▸ **Your instructions**
Single out each line with the word "blood" and copy it.

▸ **Excerpted records**

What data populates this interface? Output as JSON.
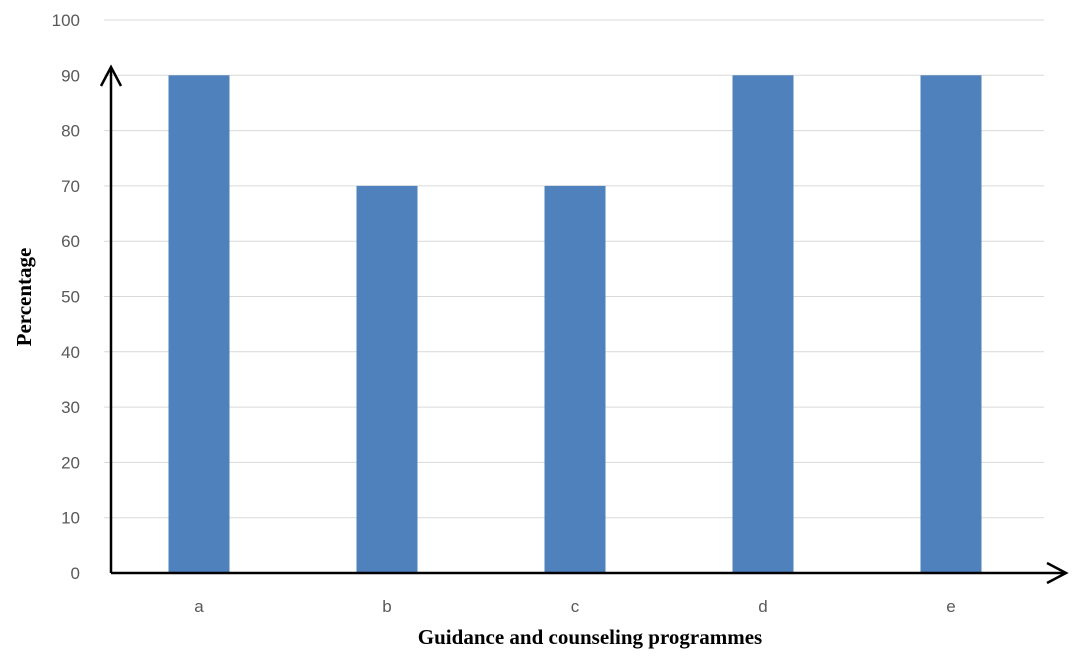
{
  "chart_data": {
    "type": "bar",
    "categories": [
      "a",
      "b",
      "c",
      "d",
      "e"
    ],
    "values": [
      90,
      70,
      70,
      90,
      90
    ],
    "xlabel": "Guidance and counseling programmes",
    "ylabel": "Percentage",
    "ylim": [
      0,
      100
    ],
    "yticks": [
      0,
      10,
      20,
      30,
      40,
      50,
      60,
      70,
      80,
      90,
      100
    ],
    "grid": true,
    "legend": "none",
    "colors": {
      "bar": "#4f81bd",
      "grid": "#d9d9d9",
      "axis": "#000000"
    }
  }
}
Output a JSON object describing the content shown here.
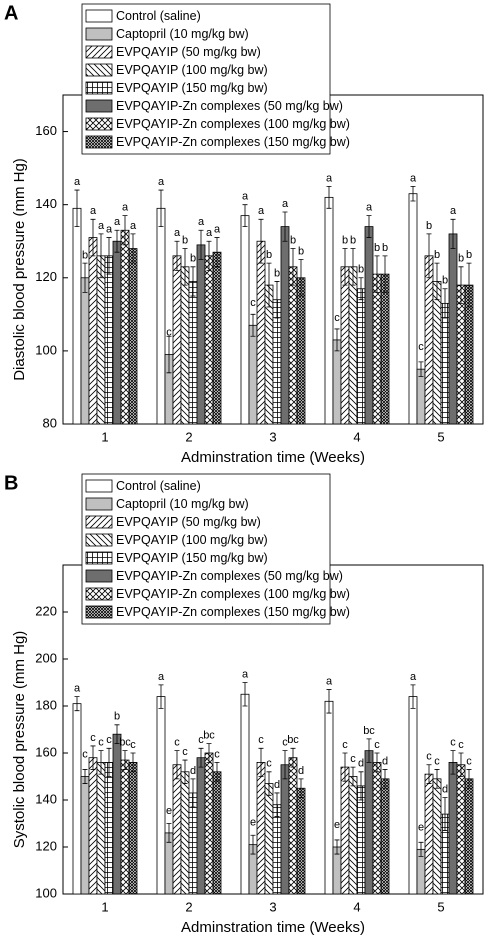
{
  "chart_data": [
    {
      "type": "bar",
      "panel_label": "A",
      "x_label": "Adminstration time (Weeks)",
      "y_label": "Diastolic blood pressure (mm Hg)",
      "categories": [
        "1",
        "2",
        "3",
        "4",
        "5"
      ],
      "ylim": [
        80,
        170
      ],
      "yticks": [
        80,
        100,
        120,
        140,
        160
      ],
      "series": [
        {
          "name": "Control (saline)",
          "color": "#ffffff",
          "pattern": "none",
          "values": [
            139,
            139,
            137,
            142,
            143
          ],
          "errors": [
            5,
            5,
            3,
            3,
            2
          ],
          "significance": [
            "a",
            "a",
            "a",
            "a",
            "a"
          ]
        },
        {
          "name": "Captopril (10 mg/kg bw)",
          "color": "#c0c0c0",
          "pattern": "solid",
          "values": [
            120,
            99,
            107,
            103,
            95
          ],
          "errors": [
            4,
            5,
            3,
            3,
            2
          ],
          "significance": [
            "b",
            "c",
            "c",
            "c",
            "c"
          ]
        },
        {
          "name": "EVPQAYIP (50 mg/kg bw)",
          "color": "#000000",
          "pattern": "diag-fwd",
          "values": [
            131,
            126,
            130,
            123,
            126
          ],
          "errors": [
            5,
            4,
            6,
            5,
            6
          ],
          "significance": [
            "a",
            "a",
            "a",
            "b",
            "b"
          ]
        },
        {
          "name": "EVPQAYIP (100 mg/kg bw)",
          "color": "#000000",
          "pattern": "diag-back",
          "values": [
            126,
            123,
            118,
            123,
            119
          ],
          "errors": [
            6,
            5,
            6,
            5,
            5
          ],
          "significance": [
            "a",
            "b",
            "b",
            "b",
            "b"
          ]
        },
        {
          "name": "EVPQAYIP (150 mg/kg bw)",
          "color": "#000000",
          "pattern": "grid",
          "values": [
            126,
            119,
            114,
            117,
            113
          ],
          "errors": [
            5,
            4,
            5,
            3,
            4
          ],
          "significance": [
            "a",
            "b",
            "b",
            "b",
            "b"
          ]
        },
        {
          "name": "EVPQAYIP-Zn complexes (50 mg/kg bw)",
          "color": "#6e6e6e",
          "pattern": "solid",
          "values": [
            130,
            129,
            134,
            134,
            132
          ],
          "errors": [
            3,
            4,
            4,
            3,
            4
          ],
          "significance": [
            "a",
            "a",
            "a",
            "a",
            "a"
          ]
        },
        {
          "name": "EVPQAYIP-Zn complexes (100 mg/kg bw)",
          "color": "#000000",
          "pattern": "cross",
          "values": [
            133,
            126,
            123,
            121,
            118
          ],
          "errors": [
            4,
            4,
            5,
            5,
            5
          ],
          "significance": [
            "a",
            "a",
            "b",
            "b",
            "b"
          ]
        },
        {
          "name": "EVPQAYIP-Zn complexes (150 mg/kg bw)",
          "color": "#000000",
          "pattern": "cross-fine",
          "values": [
            128,
            127,
            120,
            121,
            118
          ],
          "errors": [
            4,
            4,
            5,
            5,
            6
          ],
          "significance": [
            "a",
            "a",
            "b",
            "b",
            "b"
          ]
        }
      ]
    },
    {
      "type": "bar",
      "panel_label": "B",
      "x_label": "Adminstration time (Weeks)",
      "y_label": "Systolic blood pressure (mm Hg)",
      "categories": [
        "1",
        "2",
        "3",
        "4",
        "5"
      ],
      "ylim": [
        100,
        240
      ],
      "yticks": [
        100,
        120,
        140,
        160,
        180,
        200,
        220
      ],
      "series": [
        {
          "name": "Control (saline)",
          "color": "#ffffff",
          "pattern": "none",
          "values": [
            181,
            184,
            185,
            182,
            184
          ],
          "errors": [
            3,
            5,
            5,
            5,
            5
          ],
          "significance": [
            "a",
            "a",
            "a",
            "a",
            "a"
          ]
        },
        {
          "name": "Captopril (10 mg/kg bw)",
          "color": "#c0c0c0",
          "pattern": "solid",
          "values": [
            150,
            126,
            121,
            120,
            119
          ],
          "errors": [
            3,
            4,
            4,
            3,
            3
          ],
          "significance": [
            "c",
            "e",
            "e",
            "e",
            "e"
          ]
        },
        {
          "name": "EVPQAYIP (50 mg/kg bw)",
          "color": "#000000",
          "pattern": "diag-fwd",
          "values": [
            158,
            155,
            156,
            154,
            151
          ],
          "errors": [
            5,
            6,
            6,
            6,
            4
          ],
          "significance": [
            "c",
            "c",
            "c",
            "c",
            "c"
          ]
        },
        {
          "name": "EVPQAYIP (100 mg/kg bw)",
          "color": "#000000",
          "pattern": "diag-back",
          "values": [
            156,
            152,
            147,
            150,
            149
          ],
          "errors": [
            5,
            5,
            5,
            4,
            4
          ],
          "significance": [
            "c",
            "c",
            "c",
            "c",
            "c"
          ]
        },
        {
          "name": "EVPQAYIP (150 mg/kg bw)",
          "color": "#000000",
          "pattern": "grid",
          "values": [
            156,
            143,
            138,
            146,
            134
          ],
          "errors": [
            6,
            6,
            5,
            6,
            7
          ],
          "significance": [
            "c",
            "d",
            "d",
            "d",
            "d"
          ]
        },
        {
          "name": "EVPQAYIP-Zn complexes (50 mg/kg bw)",
          "color": "#6e6e6e",
          "pattern": "solid",
          "values": [
            168,
            158,
            155,
            161,
            156
          ],
          "errors": [
            4,
            4,
            6,
            5,
            5
          ],
          "significance": [
            "b",
            "c",
            "c",
            "bc",
            "c"
          ]
        },
        {
          "name": "EVPQAYIP-Zn complexes (100 mg/kg bw)",
          "color": "#000000",
          "pattern": "cross",
          "values": [
            157,
            160,
            158,
            156,
            155
          ],
          "errors": [
            4,
            4,
            4,
            4,
            5
          ],
          "significance": [
            "bc",
            "bc",
            "bc",
            "c",
            "c"
          ]
        },
        {
          "name": "EVPQAYIP-Zn complexes (150 mg/kg bw)",
          "color": "#000000",
          "pattern": "cross-fine",
          "values": [
            156,
            152,
            145,
            149,
            149
          ],
          "errors": [
            4,
            4,
            4,
            4,
            4
          ],
          "significance": [
            "c",
            "c",
            "d",
            "d",
            "c"
          ]
        }
      ]
    }
  ]
}
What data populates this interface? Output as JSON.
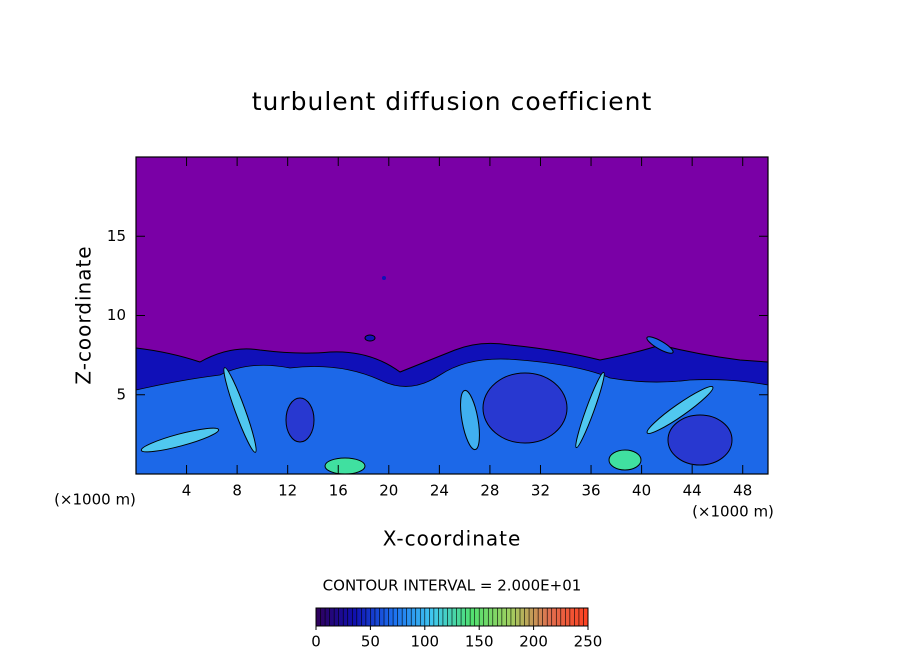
{
  "chart_data": {
    "type": "contour",
    "title": "turbulent diffusion coefficient",
    "x_label": "X-coordinate",
    "y_label": "Z-coordinate",
    "x_unit_label": "(×1000 m)",
    "y_unit_label": "(×1000 m)",
    "xlim": [
      0,
      50
    ],
    "xticks": [
      4,
      8,
      12,
      16,
      20,
      24,
      28,
      32,
      36,
      40,
      44,
      48
    ],
    "ylim": [
      0,
      20
    ],
    "yticks": [
      5,
      10,
      15
    ],
    "contour_interval_label": "CONTOUR INTERVAL = 2.000E+01",
    "colorbar": {
      "range": [
        0,
        250
      ],
      "ticks": [
        0,
        50,
        100,
        150,
        200,
        250
      ],
      "colors": [
        "#30005a",
        "#1010b0",
        "#1c70f0",
        "#40c8f0",
        "#50e070",
        "#a0d060",
        "#e07050",
        "#ff4020"
      ]
    }
  }
}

▸ **Solution to the exercise**
      "y_label": "Diastolic blood pressure (mm Hg)",
      "y_label": "Systolic blood pressure (mm Hg)",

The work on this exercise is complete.